Return the records that follow unaltered. Omit every picture.

[START Given data]

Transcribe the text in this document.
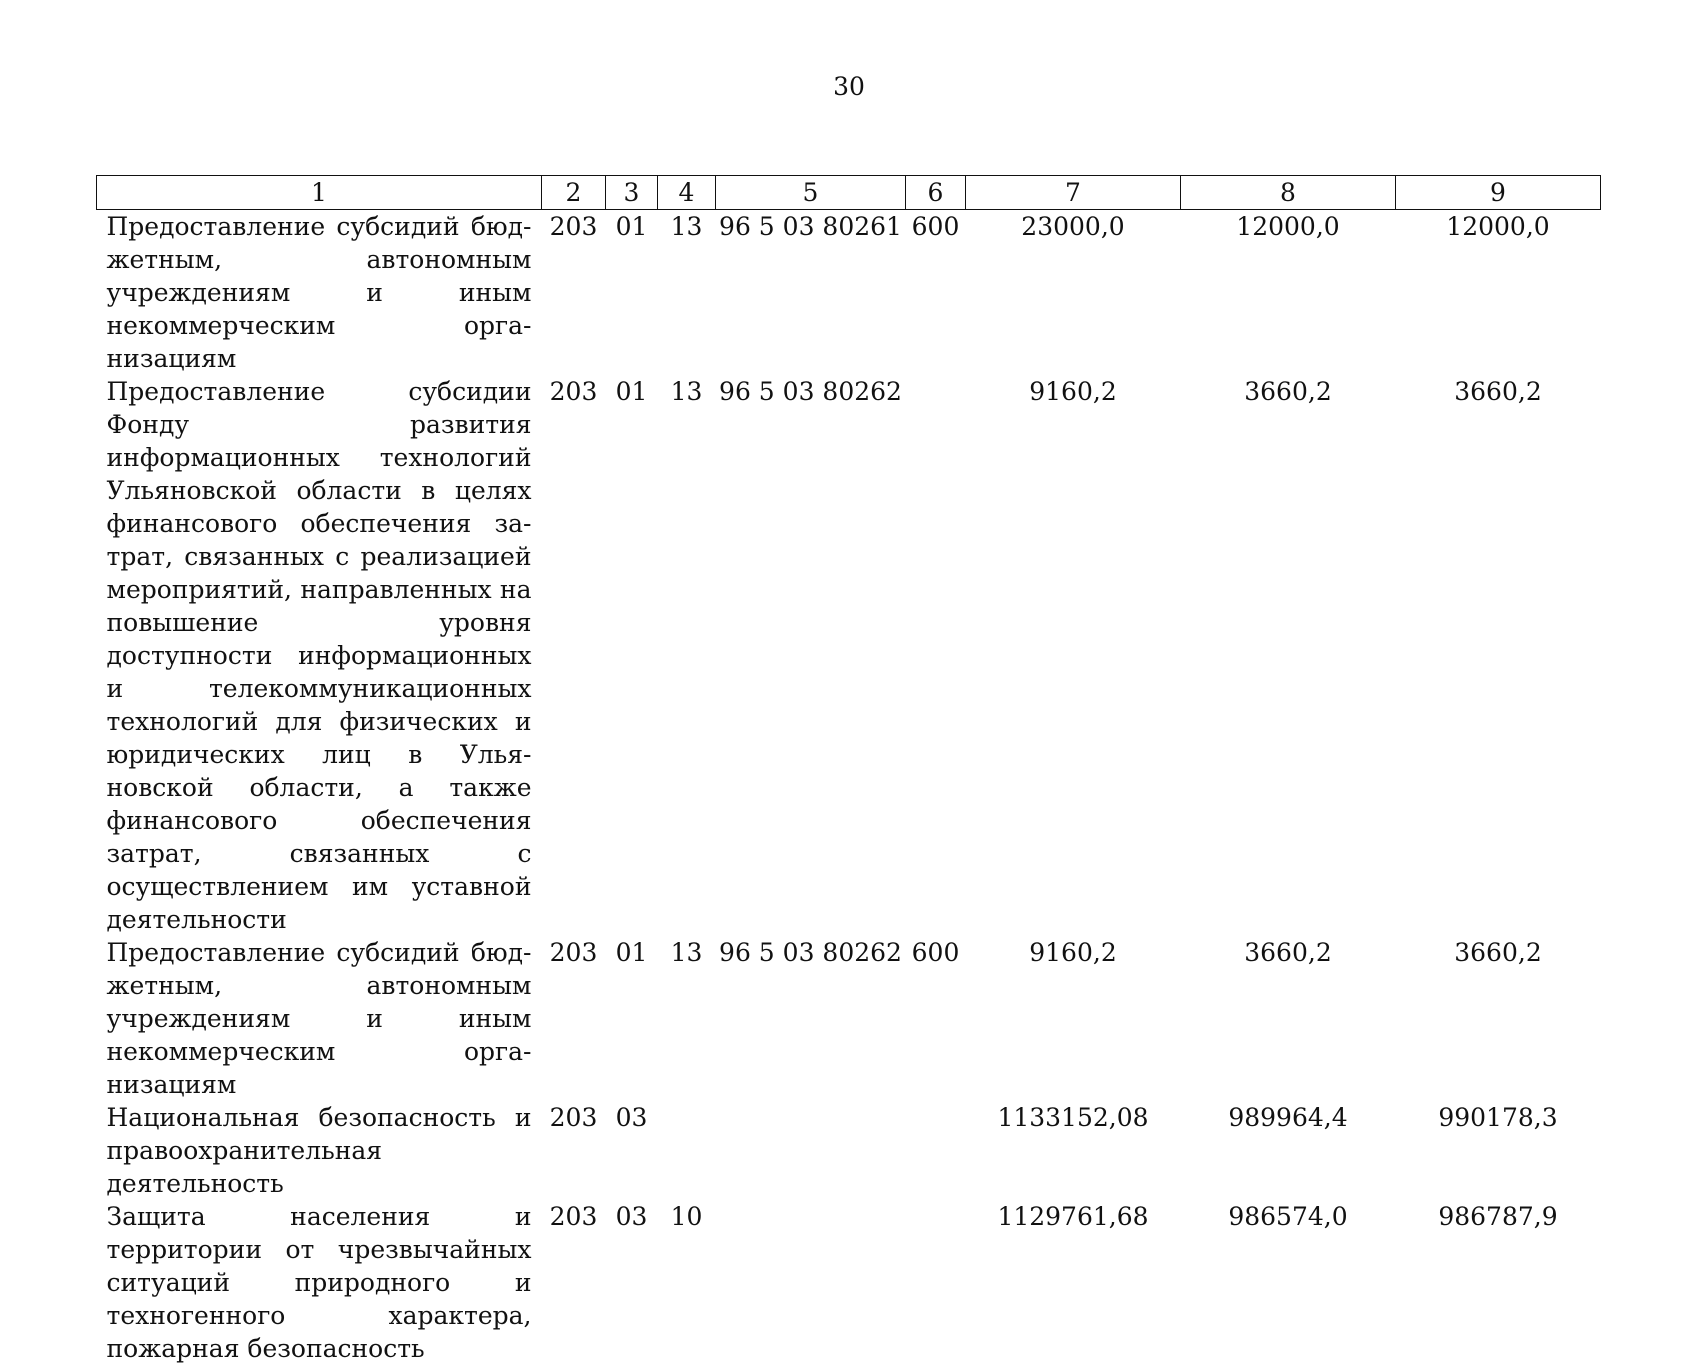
30
1	2	3	4	5	6	7	8	9
Предоставление субсидий бюджетным, автономным учреждениям и иным некоммерческим организациям	203	01	13	96 5 03 80261	600	23000,0	12000,0	12000,0
Предоставление субсидии Фонду развития информационных технологий Ульяновской области в целях финансового обеспечения затрат, связанных с реализацией мероприятий, направленных на повышение уровня доступности информационных и телекоммуникационных технологий для физических и юридических лиц в Ульяновской области, а также финансового обеспечения затрат, связанных с осуществлением им уставной деятельности	203	01	13	96 5 03 80262		9160,2	3660,2	3660,2
Предоставление субсидий бюджетным, автономным учреждениям и иным некоммерческим организациям	203	01	13	96 5 03 80262	600	9160,2	3660,2	3660,2
Национальная безопасность и правоохранительная деятельность	203	03				1133152,08	989964,4	990178,3
Защита населения и территории от чрезвычайных ситуаций природного и техногенного характера, пожарная безопасность	203	03	10			1129761,68	986574,0	986787,9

[END Given data]

**Solved exercise:**
Transcribe the text in this document.
30
1	2	3	4	5	6	7	8	9
Предоставление субсидий бюджетным, автономным учреждениям и иным некоммерческим организациям	203	01	13	96 5 03 80261	600	23000,0	12000,0	12000,0
Предоставление субсидии Фонду развития информационных технологий Ульяновской области в целях финансового обеспечения затрат, связанных с реализацией мероприятий, направленных на повышение уровня доступности информационных и телекоммуникационных технологий для физических и юридических лиц в Ульяновской области, а также финансового обеспечения затрат, связанных с осуществлением им уставной деятельности	203	01	13	96 5 03 80262		9160,2	3660,2	3660,2
Предоставление субсидий бюджетным, автономным учреждениям и иным некоммерческим организациям	203	01	13	96 5 03 80262	600	9160,2	3660,2	3660,2
Национальная безопасность и правоохранительная деятельность	203	03				1133152,08	989964,4	990178,3
Защита населения и территории от чрезвычайных ситуаций природного и техногенного характера, пожарная безопасность	203	03	10			1129761,68	986574,0	986787,9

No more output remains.